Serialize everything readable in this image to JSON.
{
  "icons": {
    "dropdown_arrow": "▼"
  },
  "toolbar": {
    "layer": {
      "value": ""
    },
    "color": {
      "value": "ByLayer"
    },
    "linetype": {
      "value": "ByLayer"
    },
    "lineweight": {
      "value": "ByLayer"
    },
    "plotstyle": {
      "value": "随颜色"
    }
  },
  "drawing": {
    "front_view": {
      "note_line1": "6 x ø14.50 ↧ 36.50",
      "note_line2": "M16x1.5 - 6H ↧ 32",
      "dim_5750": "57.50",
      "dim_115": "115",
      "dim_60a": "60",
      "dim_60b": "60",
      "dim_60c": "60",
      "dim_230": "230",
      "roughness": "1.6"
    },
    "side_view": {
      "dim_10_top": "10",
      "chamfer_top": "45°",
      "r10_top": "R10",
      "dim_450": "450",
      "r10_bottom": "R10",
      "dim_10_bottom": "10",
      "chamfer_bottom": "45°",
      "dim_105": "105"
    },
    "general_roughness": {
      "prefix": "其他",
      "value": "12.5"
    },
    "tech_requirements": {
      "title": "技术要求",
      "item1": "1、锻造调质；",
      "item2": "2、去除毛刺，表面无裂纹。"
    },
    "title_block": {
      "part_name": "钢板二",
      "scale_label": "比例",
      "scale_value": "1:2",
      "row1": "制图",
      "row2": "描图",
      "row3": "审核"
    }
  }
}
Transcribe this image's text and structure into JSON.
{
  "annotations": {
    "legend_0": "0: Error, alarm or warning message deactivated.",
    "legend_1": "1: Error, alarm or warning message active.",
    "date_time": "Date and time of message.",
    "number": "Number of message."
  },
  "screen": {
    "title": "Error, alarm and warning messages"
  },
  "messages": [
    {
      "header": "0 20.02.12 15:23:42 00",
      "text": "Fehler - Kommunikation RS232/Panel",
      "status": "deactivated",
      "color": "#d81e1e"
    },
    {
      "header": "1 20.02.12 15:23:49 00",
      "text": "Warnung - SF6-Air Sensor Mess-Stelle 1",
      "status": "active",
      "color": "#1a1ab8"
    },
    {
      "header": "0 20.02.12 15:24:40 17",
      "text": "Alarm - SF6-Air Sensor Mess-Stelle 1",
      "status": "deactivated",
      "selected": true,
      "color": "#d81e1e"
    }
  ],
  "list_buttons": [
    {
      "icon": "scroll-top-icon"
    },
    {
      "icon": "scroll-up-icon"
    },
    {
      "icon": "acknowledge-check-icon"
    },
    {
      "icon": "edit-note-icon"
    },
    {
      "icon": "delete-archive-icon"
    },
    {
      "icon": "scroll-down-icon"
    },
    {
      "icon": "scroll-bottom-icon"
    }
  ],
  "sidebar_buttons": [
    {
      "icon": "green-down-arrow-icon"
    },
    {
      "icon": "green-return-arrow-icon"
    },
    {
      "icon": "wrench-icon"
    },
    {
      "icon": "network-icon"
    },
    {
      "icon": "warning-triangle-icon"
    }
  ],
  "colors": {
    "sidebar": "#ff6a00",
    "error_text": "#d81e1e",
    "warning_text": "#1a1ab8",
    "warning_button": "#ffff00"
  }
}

**Problem statement:** Take the entries above and copy them out exactly.

**Right answer:**
Serialize everything readable in this image to JSON.
{
  "icons": {
    "dropdown_arrow": "▼"
  },
  "toolbar": {
    "layer": {
      "value": ""
    },
    "color": {
      "value": "ByLayer"
    },
    "linetype": {
      "value": "ByLayer"
    },
    "lineweight": {
      "value": "ByLayer"
    },
    "plotstyle": {
      "value": "随颜色"
    }
  },
  "drawing": {
    "front_view": {
      "note_line1": "6 x ø14.50 ↧ 36.50",
      "note_line2": "M16x1.5 - 6H ↧ 32",
      "dim_5750": "57.50",
      "dim_115": "115",
      "dim_60a": "60",
      "dim_60b": "60",
      "dim_60c": "60",
      "dim_230": "230",
      "roughness": "1.6"
    },
    "side_view": {
      "dim_10_top": "10",
      "chamfer_top": "45°",
      "r10_top": "R10",
      "dim_450": "450",
      "r10_bottom": "R10",
      "dim_10_bottom": "10",
      "chamfer_bottom": "45°",
      "dim_105": "105"
    },
    "general_roughness": {
      "prefix": "其他",
      "value": "12.5"
    },
    "tech_requirements": {
      "title": "技术要求",
      "item1": "1、锻造调质；",
      "item2": "2、去除毛刺，表面无裂纹。"
    },
    "title_block": {
      "part_name": "钢板二",
      "scale_label": "比例",
      "scale_value": "1:2",
      "row1": "制图",
      "row2": "描图",
      "row3": "审核"
    }
  }
}
Transcribe this image's text and structure into JSON.
{
  "annotations": {
    "legend_0": "0: Error, alarm or warning message deactivated.",
    "legend_1": "1: Error, alarm or warning message active.",
    "date_time": "Date and time of message.",
    "number": "Number of message."
  },
  "screen": {
    "title": "Error, alarm and warning messages"
  },
  "messages": [
    {
      "header": "0 20.02.12 15:23:42 00",
      "text": "Fehler - Kommunikation RS232/Panel",
      "status": "deactivated",
      "color": "#d81e1e"
    },
    {
      "header": "1 20.02.12 15:23:49 00",
      "text": "Warnung - SF6-Air Sensor Mess-Stelle 1",
      "status": "active",
      "color": "#1a1ab8"
    },
    {
      "header": "0 20.02.12 15:24:40 17",
      "text": "Alarm - SF6-Air Sensor Mess-Stelle 1",
      "status": "deactivated",
      "selected": true,
      "color": "#d81e1e"
    }
  ],
  "list_buttons": [
    {
      "icon": "scroll-top-icon"
    },
    {
      "icon": "scroll-up-icon"
    },
    {
      "icon": "acknowledge-check-icon"
    },
    {
      "icon": "edit-note-icon"
    },
    {
      "icon": "delete-archive-icon"
    },
    {
      "icon": "scroll-down-icon"
    },
    {
      "icon": "scroll-bottom-icon"
    }
  ],
  "sidebar_buttons": [
    {
      "icon": "green-down-arrow-icon"
    },
    {
      "icon": "green-return-arrow-icon"
    },
    {
      "icon": "wrench-icon"
    },
    {
      "icon": "network-icon"
    },
    {
      "icon": "warning-triangle-icon"
    }
  ],
  "colors": {
    "sidebar": "#ff6a00",
    "error_text": "#d81e1e",
    "warning_text": "#1a1ab8",
    "warning_button": "#ffff00"
  }
}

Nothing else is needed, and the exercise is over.